> _WHAT THE TASK ASKS_: Copy every line from the records below that holds the word "Customer".

> _THE INPUT_:

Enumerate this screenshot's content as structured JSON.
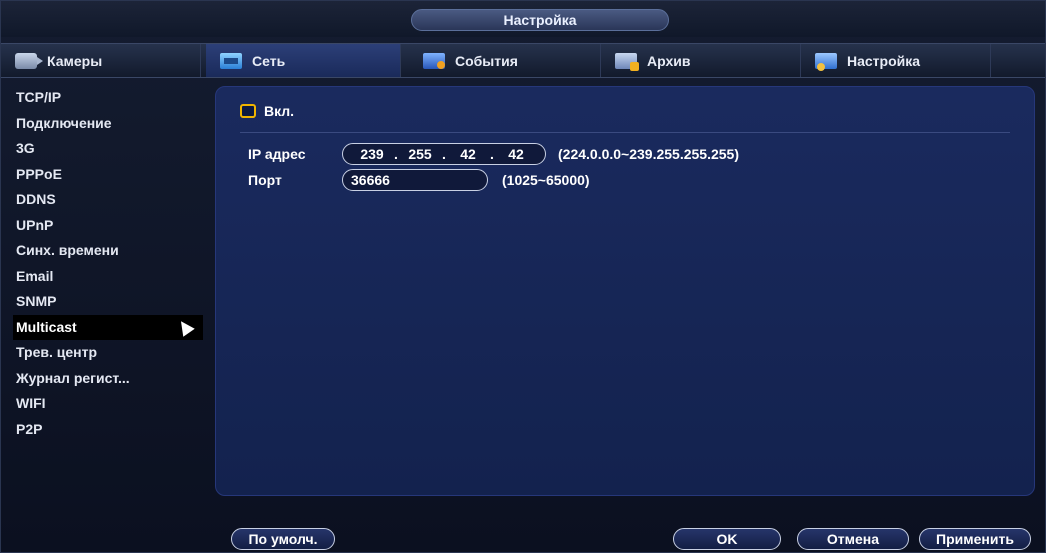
{
  "window": {
    "title": "Настройка"
  },
  "tabs": [
    {
      "label": "Камеры",
      "icon": "camera-icon"
    },
    {
      "label": "Сеть",
      "icon": "network-icon",
      "active": true
    },
    {
      "label": "События",
      "icon": "events-icon"
    },
    {
      "label": "Архив",
      "icon": "archive-icon"
    },
    {
      "label": "Настройка",
      "icon": "settings-icon"
    }
  ],
  "sidebar": {
    "items": [
      {
        "label": "TCP/IP"
      },
      {
        "label": "Подключение"
      },
      {
        "label": "3G"
      },
      {
        "label": "PPPoE"
      },
      {
        "label": "DDNS"
      },
      {
        "label": "UPnP"
      },
      {
        "label": "Синх. времени"
      },
      {
        "label": "Email"
      },
      {
        "label": "SNMP"
      },
      {
        "label": "Multicast",
        "active": true
      },
      {
        "label": "Трев. центр"
      },
      {
        "label": "Журнал регист..."
      },
      {
        "label": "WIFI"
      },
      {
        "label": "P2P"
      }
    ]
  },
  "form": {
    "enable_label": "Вкл.",
    "enable_checked": false,
    "ip_label": "IP адрес",
    "ip_octets": [
      "239",
      "255",
      "42",
      "42"
    ],
    "ip_range": "(224.0.0.0~239.255.255.255)",
    "port_label": "Порт",
    "port_value": "36666",
    "port_range": "(1025~65000)"
  },
  "buttons": {
    "default": "По умолч.",
    "ok": "OK",
    "cancel": "Отмена",
    "apply": "Применить"
  },
  "colors": {
    "panel": "#1a2a5e",
    "active_tab": "#2c3f78",
    "checkbox_border": "#f0b400"
  }
}
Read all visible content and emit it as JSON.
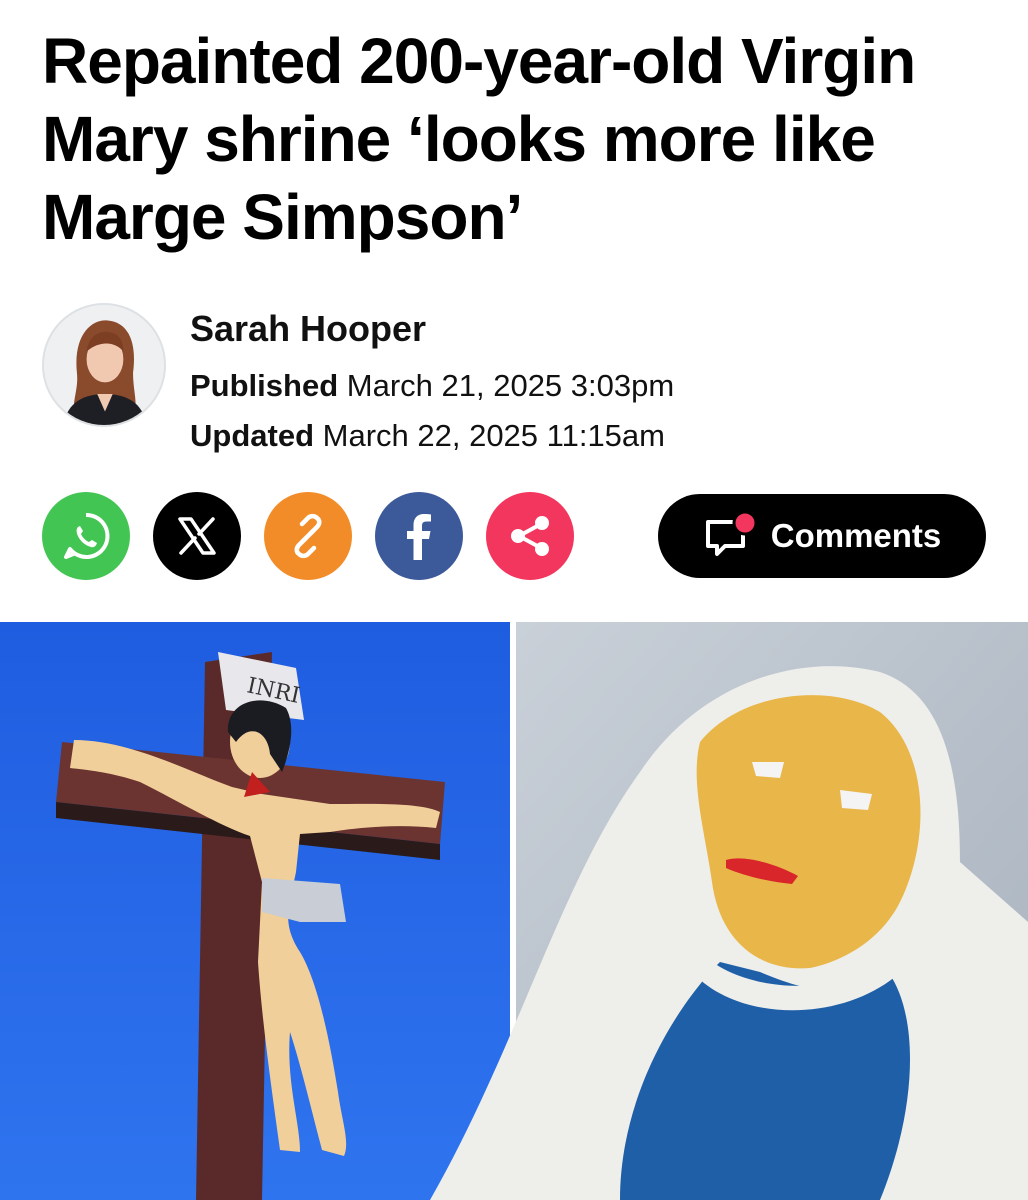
{
  "article": {
    "headline": "Repainted 200-year-old Virgin Mary shrine ‘looks more like Marge Simpson’",
    "author": "Sarah Hooper",
    "published_label": "Published",
    "published_value": "March 21, 2025 3:03pm",
    "updated_label": "Updated",
    "updated_value": "March 22, 2025 11:15am"
  },
  "share": {
    "buttons": [
      {
        "icon": "whatsapp-icon",
        "color": "#43c553"
      },
      {
        "icon": "x-icon",
        "color": "#000000"
      },
      {
        "icon": "link-icon",
        "color": "#f28c28"
      },
      {
        "icon": "facebook-icon",
        "color": "#3c5a9a"
      },
      {
        "icon": "share-icon",
        "color": "#f2365d"
      }
    ],
    "comments_label": "Comments",
    "comments_badge_color": "#f2365d"
  },
  "photo": {
    "cross_plaque_text": "INRI"
  }
}
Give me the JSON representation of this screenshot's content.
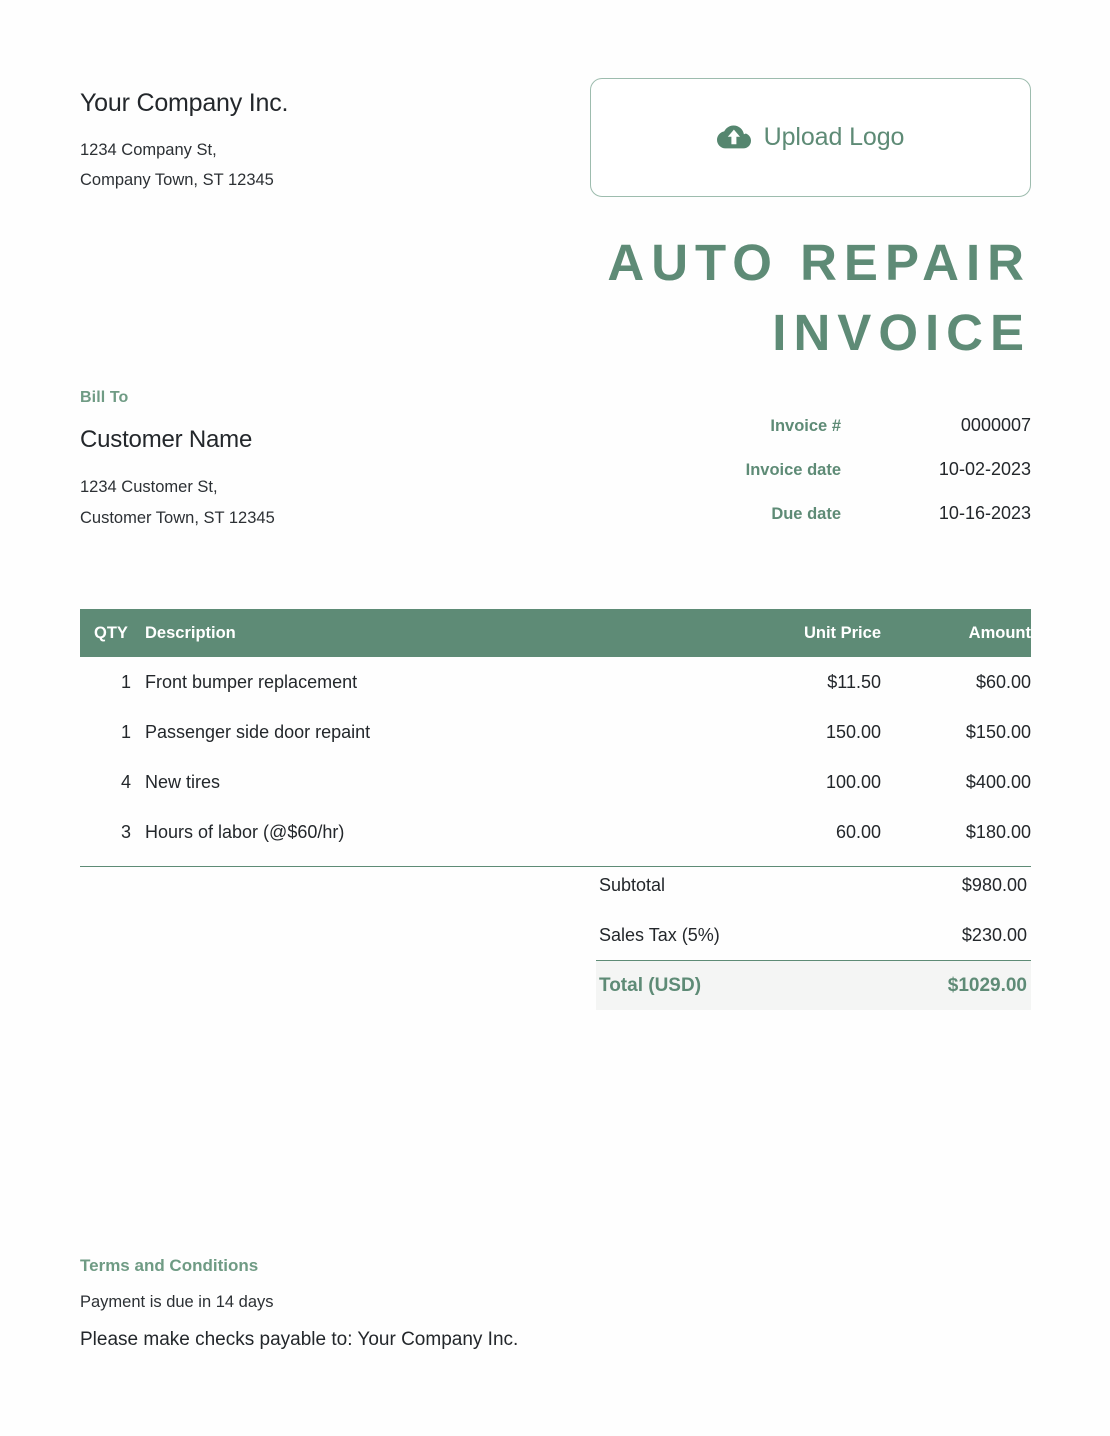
{
  "colors": {
    "accent_green": "#5e8b76",
    "label_green": "#6f9b84",
    "header_bg": "#5e8b76",
    "total_row_bg": "#f4f5f4",
    "page_bg": "#fefefe",
    "text_dark": "#23272b"
  },
  "company": {
    "name": "Your Company Inc.",
    "address": "1234 Company St,\nCompany Town, ST 12345"
  },
  "upload": {
    "label": "Upload Logo",
    "icon": "cloud-upload-icon"
  },
  "title": "AUTO REPAIR INVOICE",
  "bill_to": {
    "label": "Bill To",
    "customer_name": "Customer Name",
    "address": "1234 Customer St,\nCustomer Town, ST 12345"
  },
  "meta": {
    "rows": [
      {
        "key": "Invoice #",
        "value": "0000007"
      },
      {
        "key": "Invoice date",
        "value": "10-02-2023"
      },
      {
        "key": "Due date",
        "value": "10-16-2023"
      }
    ]
  },
  "table": {
    "headers": {
      "qty": "QTY",
      "description": "Description",
      "unit_price": "Unit Price",
      "amount": "Amount"
    },
    "rows": [
      {
        "qty": "1",
        "description": "Front bumper replacement",
        "unit_price": "$11.50",
        "amount": "$60.00"
      },
      {
        "qty": "1",
        "description": "Passenger side door repaint",
        "unit_price": "150.00",
        "amount": "$150.00"
      },
      {
        "qty": "4",
        "description": "New tires",
        "unit_price": "100.00",
        "amount": "$400.00"
      },
      {
        "qty": "3",
        "description": "Hours of labor (@$60/hr)",
        "unit_price": "60.00",
        "amount": "$180.00"
      }
    ]
  },
  "totals": {
    "subtotal_label": "Subtotal",
    "subtotal_value": "$980.00",
    "tax_label": "Sales Tax (5%)",
    "tax_value": "$230.00",
    "total_label": "Total (USD)",
    "total_value": "$1029.00"
  },
  "terms": {
    "title": "Terms and Conditions",
    "line1": "Payment is due in 14 days",
    "line2": "Please make checks payable to: Your Company Inc."
  }
}
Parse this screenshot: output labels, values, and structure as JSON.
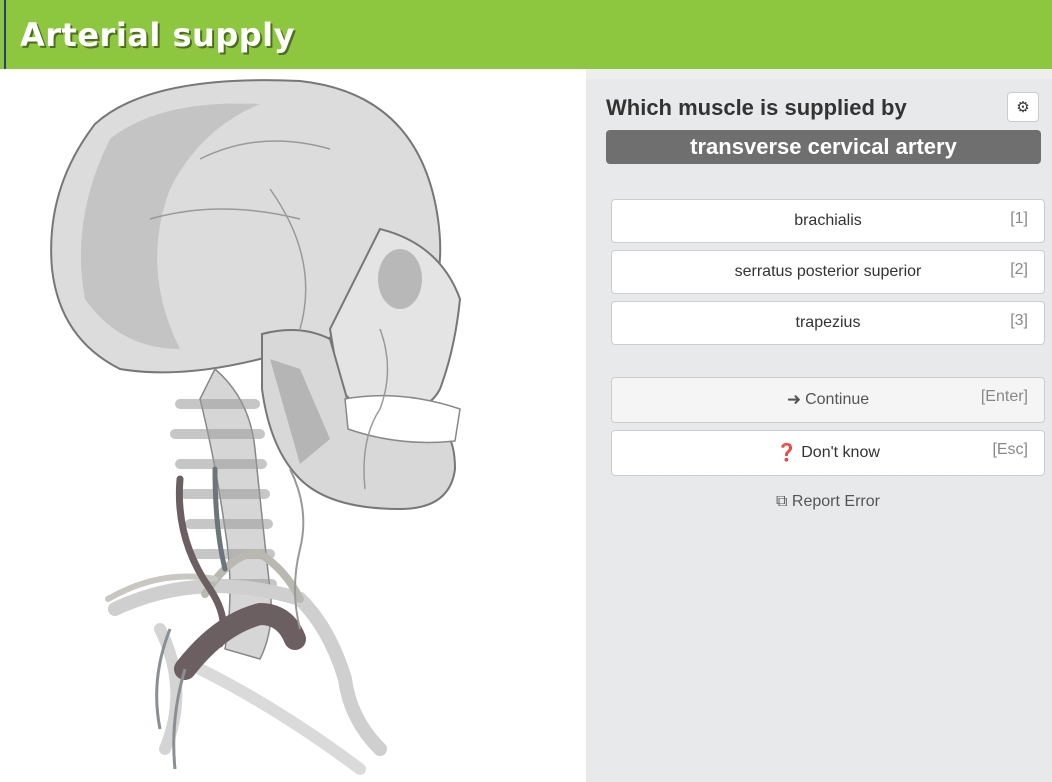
{
  "header": {
    "title": "Arterial supply"
  },
  "quiz": {
    "question": "Which muscle is supplied by",
    "term": "transverse cervical artery",
    "settings_icon": "gear-icon",
    "answers": [
      {
        "label": "brachialis",
        "key": "[1]"
      },
      {
        "label": "serratus posterior superior",
        "key": "[2]"
      },
      {
        "label": "trapezius",
        "key": "[3]"
      }
    ],
    "continue": {
      "label": "Continue",
      "key": "[Enter]",
      "icon": "arrow-right-icon"
    },
    "dont_know": {
      "label": "Don't know",
      "key": "[Esc]",
      "icon": "question-circle-icon"
    },
    "report": {
      "label": "Report Error",
      "icon": "external-link-icon"
    }
  },
  "colors": {
    "header": "#8dc63f",
    "term_bg": "#6f6f6f",
    "panel_bg": "#e8e9eb",
    "artery_highlight": "#6b5f62"
  }
}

> _PROBLEM SOLUTION_:
    "customer_name": "Customer Name",
    "address": "1234 Customer St,\nCustomer Town, ST 12345"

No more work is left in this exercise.